AIM OF THE TASK
Check each line of the listing for the word "достаточно" and give only the number of lines that have it.
>>>>
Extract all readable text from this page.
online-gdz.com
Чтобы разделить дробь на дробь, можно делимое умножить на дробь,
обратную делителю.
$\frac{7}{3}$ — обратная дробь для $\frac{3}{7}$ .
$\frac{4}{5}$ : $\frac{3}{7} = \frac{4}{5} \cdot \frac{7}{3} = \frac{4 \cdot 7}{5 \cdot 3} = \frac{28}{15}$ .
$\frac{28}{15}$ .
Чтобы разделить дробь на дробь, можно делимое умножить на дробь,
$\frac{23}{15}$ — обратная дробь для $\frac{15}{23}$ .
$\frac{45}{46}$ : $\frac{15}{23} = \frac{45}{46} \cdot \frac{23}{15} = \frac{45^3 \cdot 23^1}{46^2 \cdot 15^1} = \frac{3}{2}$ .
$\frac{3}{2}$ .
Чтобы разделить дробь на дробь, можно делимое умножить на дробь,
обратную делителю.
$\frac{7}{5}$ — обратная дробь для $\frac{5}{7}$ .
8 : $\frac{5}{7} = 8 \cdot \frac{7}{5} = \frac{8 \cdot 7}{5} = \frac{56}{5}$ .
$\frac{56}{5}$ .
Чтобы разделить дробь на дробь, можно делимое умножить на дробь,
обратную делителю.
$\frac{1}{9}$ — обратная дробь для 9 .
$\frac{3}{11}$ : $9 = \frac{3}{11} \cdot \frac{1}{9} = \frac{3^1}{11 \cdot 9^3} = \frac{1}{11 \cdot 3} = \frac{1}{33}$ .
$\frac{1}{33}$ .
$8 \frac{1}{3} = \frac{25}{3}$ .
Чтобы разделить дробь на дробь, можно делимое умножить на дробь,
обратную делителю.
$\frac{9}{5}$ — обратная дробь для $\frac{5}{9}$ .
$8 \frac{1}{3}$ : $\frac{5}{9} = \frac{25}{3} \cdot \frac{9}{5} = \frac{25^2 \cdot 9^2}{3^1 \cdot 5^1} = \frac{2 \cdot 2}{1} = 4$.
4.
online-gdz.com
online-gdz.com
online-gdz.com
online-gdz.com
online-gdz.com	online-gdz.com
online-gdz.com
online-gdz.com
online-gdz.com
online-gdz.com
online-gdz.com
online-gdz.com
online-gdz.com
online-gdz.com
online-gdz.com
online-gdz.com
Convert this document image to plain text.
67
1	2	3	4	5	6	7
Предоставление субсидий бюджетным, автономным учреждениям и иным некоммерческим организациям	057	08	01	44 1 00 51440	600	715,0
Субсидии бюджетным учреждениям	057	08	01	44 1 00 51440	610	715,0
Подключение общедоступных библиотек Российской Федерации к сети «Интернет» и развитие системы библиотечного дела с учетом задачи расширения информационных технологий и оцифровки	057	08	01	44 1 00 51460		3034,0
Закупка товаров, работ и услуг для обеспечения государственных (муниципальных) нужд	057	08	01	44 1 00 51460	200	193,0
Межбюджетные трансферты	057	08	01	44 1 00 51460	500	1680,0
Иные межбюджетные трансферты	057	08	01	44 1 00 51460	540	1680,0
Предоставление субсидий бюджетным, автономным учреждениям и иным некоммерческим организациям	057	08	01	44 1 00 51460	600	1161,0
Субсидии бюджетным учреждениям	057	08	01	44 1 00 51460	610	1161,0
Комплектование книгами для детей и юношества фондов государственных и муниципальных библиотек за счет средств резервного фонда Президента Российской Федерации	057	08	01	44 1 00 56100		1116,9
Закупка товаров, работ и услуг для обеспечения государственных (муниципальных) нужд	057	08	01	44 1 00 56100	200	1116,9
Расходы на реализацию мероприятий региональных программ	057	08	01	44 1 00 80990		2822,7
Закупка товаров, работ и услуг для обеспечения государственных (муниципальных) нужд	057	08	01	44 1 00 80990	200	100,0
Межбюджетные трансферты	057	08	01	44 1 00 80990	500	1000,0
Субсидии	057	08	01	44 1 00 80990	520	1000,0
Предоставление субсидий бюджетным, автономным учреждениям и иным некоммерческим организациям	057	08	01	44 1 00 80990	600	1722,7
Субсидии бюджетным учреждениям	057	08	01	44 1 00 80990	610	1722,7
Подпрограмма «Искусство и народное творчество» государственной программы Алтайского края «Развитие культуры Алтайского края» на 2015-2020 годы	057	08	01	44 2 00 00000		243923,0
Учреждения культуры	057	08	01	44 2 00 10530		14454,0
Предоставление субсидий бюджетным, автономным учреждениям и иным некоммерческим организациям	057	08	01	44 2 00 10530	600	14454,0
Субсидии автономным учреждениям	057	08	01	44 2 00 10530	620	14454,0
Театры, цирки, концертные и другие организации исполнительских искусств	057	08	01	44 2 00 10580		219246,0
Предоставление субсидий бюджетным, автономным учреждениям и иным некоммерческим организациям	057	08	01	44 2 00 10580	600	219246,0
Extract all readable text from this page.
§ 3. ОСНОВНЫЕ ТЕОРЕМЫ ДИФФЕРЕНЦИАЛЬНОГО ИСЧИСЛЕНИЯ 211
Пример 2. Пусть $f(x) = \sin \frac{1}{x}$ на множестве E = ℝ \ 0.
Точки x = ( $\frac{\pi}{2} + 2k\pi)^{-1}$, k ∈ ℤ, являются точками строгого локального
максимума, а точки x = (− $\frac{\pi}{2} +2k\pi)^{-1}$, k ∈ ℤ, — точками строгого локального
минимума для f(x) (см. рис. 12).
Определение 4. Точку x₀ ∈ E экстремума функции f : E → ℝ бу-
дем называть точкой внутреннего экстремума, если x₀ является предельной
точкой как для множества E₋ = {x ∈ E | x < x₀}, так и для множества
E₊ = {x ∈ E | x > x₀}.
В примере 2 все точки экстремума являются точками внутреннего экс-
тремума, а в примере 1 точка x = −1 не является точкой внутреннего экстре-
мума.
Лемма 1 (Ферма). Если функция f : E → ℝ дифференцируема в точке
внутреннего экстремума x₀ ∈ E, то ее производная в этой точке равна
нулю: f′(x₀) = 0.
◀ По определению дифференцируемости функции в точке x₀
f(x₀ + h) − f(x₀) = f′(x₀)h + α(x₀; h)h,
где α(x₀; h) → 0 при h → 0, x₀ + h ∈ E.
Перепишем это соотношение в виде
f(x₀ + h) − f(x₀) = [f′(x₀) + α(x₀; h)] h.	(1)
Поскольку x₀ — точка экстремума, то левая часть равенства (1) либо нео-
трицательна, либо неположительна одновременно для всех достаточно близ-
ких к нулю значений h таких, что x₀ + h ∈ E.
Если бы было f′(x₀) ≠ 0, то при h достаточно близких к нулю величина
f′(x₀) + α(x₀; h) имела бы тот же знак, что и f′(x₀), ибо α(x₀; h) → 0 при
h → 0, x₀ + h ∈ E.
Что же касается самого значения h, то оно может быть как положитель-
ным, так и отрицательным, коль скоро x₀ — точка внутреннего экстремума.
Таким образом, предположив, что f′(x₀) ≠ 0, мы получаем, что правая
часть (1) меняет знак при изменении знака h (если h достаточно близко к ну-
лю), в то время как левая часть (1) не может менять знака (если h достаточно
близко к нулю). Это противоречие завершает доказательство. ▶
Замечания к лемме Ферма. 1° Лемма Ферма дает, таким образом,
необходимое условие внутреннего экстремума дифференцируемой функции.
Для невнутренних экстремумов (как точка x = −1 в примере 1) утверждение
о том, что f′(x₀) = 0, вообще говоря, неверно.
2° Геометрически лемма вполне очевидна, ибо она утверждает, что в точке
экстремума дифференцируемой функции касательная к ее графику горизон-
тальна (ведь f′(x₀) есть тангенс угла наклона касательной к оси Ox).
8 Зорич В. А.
<<<<
EXERCISE OUTPUT
4